* [Entries shown]
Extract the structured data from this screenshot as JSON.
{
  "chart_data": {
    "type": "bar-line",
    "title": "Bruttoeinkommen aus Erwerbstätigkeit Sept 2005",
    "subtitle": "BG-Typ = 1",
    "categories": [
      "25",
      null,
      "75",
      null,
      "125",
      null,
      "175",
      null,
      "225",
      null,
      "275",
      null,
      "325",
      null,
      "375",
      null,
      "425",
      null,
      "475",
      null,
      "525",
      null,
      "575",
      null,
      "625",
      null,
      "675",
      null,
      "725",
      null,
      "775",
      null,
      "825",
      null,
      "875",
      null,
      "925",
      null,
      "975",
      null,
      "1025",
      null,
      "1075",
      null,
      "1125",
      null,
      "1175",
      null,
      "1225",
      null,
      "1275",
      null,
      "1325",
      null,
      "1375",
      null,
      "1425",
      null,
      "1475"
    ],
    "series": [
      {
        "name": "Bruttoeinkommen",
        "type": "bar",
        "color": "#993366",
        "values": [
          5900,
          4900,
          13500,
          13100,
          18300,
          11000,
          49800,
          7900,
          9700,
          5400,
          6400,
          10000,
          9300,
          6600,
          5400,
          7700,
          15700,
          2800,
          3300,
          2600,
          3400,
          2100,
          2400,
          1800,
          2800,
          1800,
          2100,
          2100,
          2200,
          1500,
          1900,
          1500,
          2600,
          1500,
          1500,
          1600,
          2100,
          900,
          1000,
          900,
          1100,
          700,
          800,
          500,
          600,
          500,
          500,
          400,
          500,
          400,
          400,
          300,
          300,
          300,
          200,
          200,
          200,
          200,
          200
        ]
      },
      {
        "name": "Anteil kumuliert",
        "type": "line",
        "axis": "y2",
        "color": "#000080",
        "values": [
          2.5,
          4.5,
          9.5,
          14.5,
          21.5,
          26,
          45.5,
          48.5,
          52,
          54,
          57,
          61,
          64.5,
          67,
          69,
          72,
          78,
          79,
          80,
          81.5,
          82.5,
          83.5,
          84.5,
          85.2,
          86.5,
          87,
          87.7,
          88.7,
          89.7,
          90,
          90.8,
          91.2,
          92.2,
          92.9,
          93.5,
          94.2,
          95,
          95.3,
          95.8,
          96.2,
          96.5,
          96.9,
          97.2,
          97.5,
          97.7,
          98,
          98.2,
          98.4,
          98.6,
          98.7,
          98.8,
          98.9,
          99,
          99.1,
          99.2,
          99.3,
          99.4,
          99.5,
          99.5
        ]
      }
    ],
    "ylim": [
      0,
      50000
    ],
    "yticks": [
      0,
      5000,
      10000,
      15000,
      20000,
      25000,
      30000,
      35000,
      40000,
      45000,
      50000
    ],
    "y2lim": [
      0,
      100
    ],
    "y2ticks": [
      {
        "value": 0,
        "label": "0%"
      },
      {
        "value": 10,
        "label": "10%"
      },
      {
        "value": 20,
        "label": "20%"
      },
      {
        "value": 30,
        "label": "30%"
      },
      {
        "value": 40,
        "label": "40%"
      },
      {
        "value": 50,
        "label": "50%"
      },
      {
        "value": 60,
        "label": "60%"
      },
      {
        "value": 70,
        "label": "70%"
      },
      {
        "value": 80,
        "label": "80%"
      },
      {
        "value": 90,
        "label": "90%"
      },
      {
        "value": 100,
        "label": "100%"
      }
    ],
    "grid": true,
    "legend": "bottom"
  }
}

* [Task description]
Output the records exactly, including every line.

* [Result below]
Extract the structured data from this screenshot as JSON.
{
  "chart_data": {
    "type": "bar-line",
    "title": "Bruttoeinkommen aus Erwerbstätigkeit Sept 2005",
    "subtitle": "BG-Typ = 1",
    "categories": [
      "25",
      null,
      "75",
      null,
      "125",
      null,
      "175",
      null,
      "225",
      null,
      "275",
      null,
      "325",
      null,
      "375",
      null,
      "425",
      null,
      "475",
      null,
      "525",
      null,
      "575",
      null,
      "625",
      null,
      "675",
      null,
      "725",
      null,
      "775",
      null,
      "825",
      null,
      "875",
      null,
      "925",
      null,
      "975",
      null,
      "1025",
      null,
      "1075",
      null,
      "1125",
      null,
      "1175",
      null,
      "1225",
      null,
      "1275",
      null,
      "1325",
      null,
      "1375",
      null,
      "1425",
      null,
      "1475"
    ],
    "series": [
      {
        "name": "Bruttoeinkommen",
        "type": "bar",
        "color": "#993366",
        "values": [
          5900,
          4900,
          13500,
          13100,
          18300,
          11000,
          49800,
          7900,
          9700,
          5400,
          6400,
          10000,
          9300,
          6600,
          5400,
          7700,
          15700,
          2800,
          3300,
          2600,
          3400,
          2100,
          2400,
          1800,
          2800,
          1800,
          2100,
          2100,
          2200,
          1500,
          1900,
          1500,
          2600,
          1500,
          1500,
          1600,
          2100,
          900,
          1000,
          900,
          1100,
          700,
          800,
          500,
          600,
          500,
          500,
          400,
          500,
          400,
          400,
          300,
          300,
          300,
          200,
          200,
          200,
          200,
          200
        ]
      },
      {
        "name": "Anteil kumuliert",
        "type": "line",
        "axis": "y2",
        "color": "#000080",
        "values": [
          2.5,
          4.5,
          9.5,
          14.5,
          21.5,
          26,
          45.5,
          48.5,
          52,
          54,
          57,
          61,
          64.5,
          67,
          69,
          72,
          78,
          79,
          80,
          81.5,
          82.5,
          83.5,
          84.5,
          85.2,
          86.5,
          87,
          87.7,
          88.7,
          89.7,
          90,
          90.8,
          91.2,
          92.2,
          92.9,
          93.5,
          94.2,
          95,
          95.3,
          95.8,
          96.2,
          96.5,
          96.9,
          97.2,
          97.5,
          97.7,
          98,
          98.2,
          98.4,
          98.6,
          98.7,
          98.8,
          98.9,
          99,
          99.1,
          99.2,
          99.3,
          99.4,
          99.5,
          99.5
        ]
      }
    ],
    "ylim": [
      0,
      50000
    ],
    "yticks": [
      0,
      5000,
      10000,
      15000,
      20000,
      25000,
      30000,
      35000,
      40000,
      45000,
      50000
    ],
    "y2lim": [
      0,
      100
    ],
    "y2ticks": [
      {
        "value": 0,
        "label": "0%"
      },
      {
        "value": 10,
        "label": "10%"
      },
      {
        "value": 20,
        "label": "20%"
      },
      {
        "value": 30,
        "label": "30%"
      },
      {
        "value": 40,
        "label": "40%"
      },
      {
        "value": 50,
        "label": "50%"
      },
      {
        "value": 60,
        "label": "60%"
      },
      {
        "value": 70,
        "label": "70%"
      },
      {
        "value": 80,
        "label": "80%"
      },
      {
        "value": 90,
        "label": "90%"
      },
      {
        "value": 100,
        "label": "100%"
      }
    ],
    "grid": true,
    "legend": "bottom"
  }
}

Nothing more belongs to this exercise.